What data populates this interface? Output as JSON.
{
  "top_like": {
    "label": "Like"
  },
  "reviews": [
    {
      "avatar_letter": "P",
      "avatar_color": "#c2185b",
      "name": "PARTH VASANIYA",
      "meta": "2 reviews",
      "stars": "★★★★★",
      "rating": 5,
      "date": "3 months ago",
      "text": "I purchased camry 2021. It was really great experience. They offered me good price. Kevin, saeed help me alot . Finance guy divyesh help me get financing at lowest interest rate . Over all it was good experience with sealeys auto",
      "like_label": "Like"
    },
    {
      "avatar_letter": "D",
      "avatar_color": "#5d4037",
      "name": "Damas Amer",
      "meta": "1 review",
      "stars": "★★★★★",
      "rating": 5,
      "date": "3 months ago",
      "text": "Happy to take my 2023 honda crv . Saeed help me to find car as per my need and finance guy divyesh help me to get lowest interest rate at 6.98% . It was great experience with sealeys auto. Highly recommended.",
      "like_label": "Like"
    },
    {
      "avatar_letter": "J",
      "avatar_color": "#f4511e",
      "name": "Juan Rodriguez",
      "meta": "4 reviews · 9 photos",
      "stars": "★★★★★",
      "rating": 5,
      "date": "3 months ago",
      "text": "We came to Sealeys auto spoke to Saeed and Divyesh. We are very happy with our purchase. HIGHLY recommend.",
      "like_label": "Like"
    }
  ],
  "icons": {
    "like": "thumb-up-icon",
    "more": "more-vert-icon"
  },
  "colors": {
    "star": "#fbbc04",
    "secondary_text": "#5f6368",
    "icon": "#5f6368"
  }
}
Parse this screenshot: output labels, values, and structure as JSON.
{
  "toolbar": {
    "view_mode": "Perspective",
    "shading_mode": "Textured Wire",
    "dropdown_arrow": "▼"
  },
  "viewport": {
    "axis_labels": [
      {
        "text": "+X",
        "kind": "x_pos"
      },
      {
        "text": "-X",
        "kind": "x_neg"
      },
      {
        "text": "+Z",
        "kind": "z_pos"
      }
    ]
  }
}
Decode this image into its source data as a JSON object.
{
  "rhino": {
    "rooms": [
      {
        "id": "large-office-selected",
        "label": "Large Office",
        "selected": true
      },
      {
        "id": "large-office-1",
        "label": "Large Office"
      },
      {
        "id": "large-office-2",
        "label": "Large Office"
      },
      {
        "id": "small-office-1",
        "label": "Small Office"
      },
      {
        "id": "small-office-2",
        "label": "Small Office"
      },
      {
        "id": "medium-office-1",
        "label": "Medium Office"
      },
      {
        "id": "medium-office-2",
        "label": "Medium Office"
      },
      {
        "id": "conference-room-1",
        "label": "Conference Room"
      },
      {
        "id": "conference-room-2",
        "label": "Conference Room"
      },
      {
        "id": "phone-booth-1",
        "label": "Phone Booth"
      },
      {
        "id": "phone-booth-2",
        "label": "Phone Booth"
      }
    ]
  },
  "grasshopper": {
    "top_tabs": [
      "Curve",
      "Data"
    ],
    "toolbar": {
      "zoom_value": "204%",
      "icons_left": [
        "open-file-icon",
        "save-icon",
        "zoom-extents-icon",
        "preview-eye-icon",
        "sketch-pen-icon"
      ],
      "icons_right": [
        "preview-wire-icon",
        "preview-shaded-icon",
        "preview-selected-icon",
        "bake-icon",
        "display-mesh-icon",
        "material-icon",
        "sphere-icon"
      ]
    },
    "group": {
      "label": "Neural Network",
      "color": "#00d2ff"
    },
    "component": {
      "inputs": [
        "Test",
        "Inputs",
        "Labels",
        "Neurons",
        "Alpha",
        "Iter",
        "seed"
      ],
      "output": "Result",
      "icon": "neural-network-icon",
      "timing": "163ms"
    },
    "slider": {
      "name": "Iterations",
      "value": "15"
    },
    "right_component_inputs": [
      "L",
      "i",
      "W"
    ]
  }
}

Task goal: Write out the entries above once more, without altering anything.

Solution to this task:
What data populates this interface? Output as JSON.
{
  "top_like": {
    "label": "Like"
  },
  "reviews": [
    {
      "avatar_letter": "P",
      "avatar_color": "#c2185b",
      "name": "PARTH VASANIYA",
      "meta": "2 reviews",
      "stars": "★★★★★",
      "rating": 5,
      "date": "3 months ago",
      "text": "I purchased camry 2021. It was really great experience. They offered me good price. Kevin, saeed help me alot . Finance guy divyesh help me get financing at lowest interest rate . Over all it was good experience with sealeys auto",
      "like_label": "Like"
    },
    {
      "avatar_letter": "D",
      "avatar_color": "#5d4037",
      "name": "Damas Amer",
      "meta": "1 review",
      "stars": "★★★★★",
      "rating": 5,
      "date": "3 months ago",
      "text": "Happy to take my 2023 honda crv . Saeed help me to find car as per my need and finance guy divyesh help me to get lowest interest rate at 6.98% . It was great experience with sealeys auto. Highly recommended.",
      "like_label": "Like"
    },
    {
      "avatar_letter": "J",
      "avatar_color": "#f4511e",
      "name": "Juan Rodriguez",
      "meta": "4 reviews · 9 photos",
      "stars": "★★★★★",
      "rating": 5,
      "date": "3 months ago",
      "text": "We came to Sealeys auto spoke to Saeed and Divyesh. We are very happy with our purchase. HIGHLY recommend.",
      "like_label": "Like"
    }
  ],
  "icons": {
    "like": "thumb-up-icon",
    "more": "more-vert-icon"
  },
  "colors": {
    "star": "#fbbc04",
    "secondary_text": "#5f6368",
    "icon": "#5f6368"
  }
}
Parse this screenshot: output labels, values, and structure as JSON.
{
  "toolbar": {
    "view_mode": "Perspective",
    "shading_mode": "Textured Wire",
    "dropdown_arrow": "▼"
  },
  "viewport": {
    "axis_labels": [
      {
        "text": "+X",
        "kind": "x_pos"
      },
      {
        "text": "-X",
        "kind": "x_neg"
      },
      {
        "text": "+Z",
        "kind": "z_pos"
      }
    ]
  }
}
Decode this image into its source data as a JSON object.
{
  "rhino": {
    "rooms": [
      {
        "id": "large-office-selected",
        "label": "Large Office",
        "selected": true
      },
      {
        "id": "large-office-1",
        "label": "Large Office"
      },
      {
        "id": "large-office-2",
        "label": "Large Office"
      },
      {
        "id": "small-office-1",
        "label": "Small Office"
      },
      {
        "id": "small-office-2",
        "label": "Small Office"
      },
      {
        "id": "medium-office-1",
        "label": "Medium Office"
      },
      {
        "id": "medium-office-2",
        "label": "Medium Office"
      },
      {
        "id": "conference-room-1",
        "label": "Conference Room"
      },
      {
        "id": "conference-room-2",
        "label": "Conference Room"
      },
      {
        "id": "phone-booth-1",
        "label": "Phone Booth"
      },
      {
        "id": "phone-booth-2",
        "label": "Phone Booth"
      }
    ]
  },
  "grasshopper": {
    "top_tabs": [
      "Curve",
      "Data"
    ],
    "toolbar": {
      "zoom_value": "204%",
      "icons_left": [
        "open-file-icon",
        "save-icon",
        "zoom-extents-icon",
        "preview-eye-icon",
        "sketch-pen-icon"
      ],
      "icons_right": [
        "preview-wire-icon",
        "preview-shaded-icon",
        "preview-selected-icon",
        "bake-icon",
        "display-mesh-icon",
        "material-icon",
        "sphere-icon"
      ]
    },
    "group": {
      "label": "Neural Network",
      "color": "#00d2ff"
    },
    "component": {
      "inputs": [
        "Test",
        "Inputs",
        "Labels",
        "Neurons",
        "Alpha",
        "Iter",
        "seed"
      ],
      "output": "Result",
      "icon": "neural-network-icon",
      "timing": "163ms"
    },
    "slider": {
      "name": "Iterations",
      "value": "15"
    },
    "right_component_inputs": [
      "L",
      "i",
      "W"
    ]
  }
}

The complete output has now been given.